WHAT IS BEING ASKED: Look for the string "color" and copy every line that has it.

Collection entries
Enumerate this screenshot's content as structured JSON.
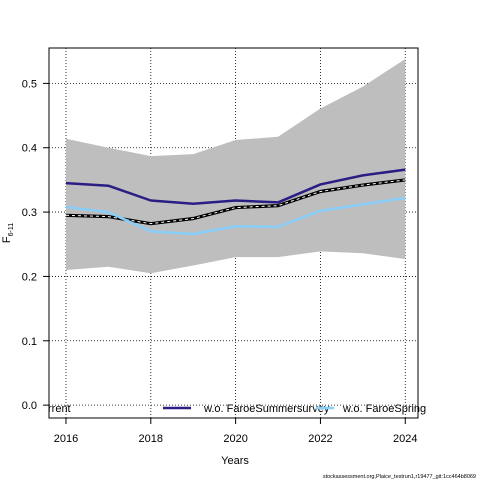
{
  "chart_data": {
    "type": "line",
    "title": "",
    "xlabel": "Years",
    "ylabel_main": "F",
    "ylabel_sub": "6-11",
    "x": [
      2016,
      2017,
      2018,
      2019,
      2020,
      2021,
      2022,
      2023,
      2024
    ],
    "xlim": [
      2015.6,
      2024.3
    ],
    "ylim": [
      -0.02,
      0.555
    ],
    "x_ticks": [
      2016,
      2018,
      2020,
      2022,
      2024
    ],
    "y_ticks": [
      0.0,
      0.1,
      0.2,
      0.3,
      0.4,
      0.5
    ],
    "x_tick_labels": [
      "2016",
      "2018",
      "2020",
      "2022",
      "2024"
    ],
    "y_tick_labels": [
      "0.0",
      "0.1",
      "0.2",
      "0.3",
      "0.4",
      "0.5"
    ],
    "grid": true,
    "confidence_band": {
      "lower": [
        0.21,
        0.215,
        0.205,
        0.217,
        0.23,
        0.23,
        0.239,
        0.236,
        0.227
      ],
      "upper": [
        0.414,
        0.4,
        0.387,
        0.39,
        0.412,
        0.417,
        0.461,
        0.495,
        0.538
      ],
      "color": "#bebebe"
    },
    "series": [
      {
        "values": [
          0.295,
          0.293,
          0.282,
          0.29,
          0.307,
          0.31,
          0.332,
          0.342,
          0.35
        ],
        "color": "#000000",
        "style": "dashed-thick"
      },
      {
        "name": "w.o. FaroeSummersurvey",
        "values": [
          0.345,
          0.341,
          0.318,
          0.313,
          0.318,
          0.315,
          0.343,
          0.357,
          0.366
        ],
        "color": "#2a1e84",
        "style": "solid"
      },
      {
        "name": "w.o. FaroeSpring",
        "values": [
          0.308,
          0.3,
          0.27,
          0.266,
          0.278,
          0.277,
          0.302,
          0.312,
          0.322
        ],
        "color": "#87cefa",
        "style": "solid"
      }
    ],
    "legend": {
      "position": "bottom",
      "items": [
        "rrent",
        "w.o. FaroeSummersurvey",
        "w.o. FaroeSpring"
      ]
    }
  },
  "footnote": "stockassessment.org,Plaice_testrun1,r19477_git:1cc464b8069"
}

SOLUTION:
      "color": "#bebebe"
        "color": "#000000",
        "color": "#2a1e84",
        "color": "#87cefa",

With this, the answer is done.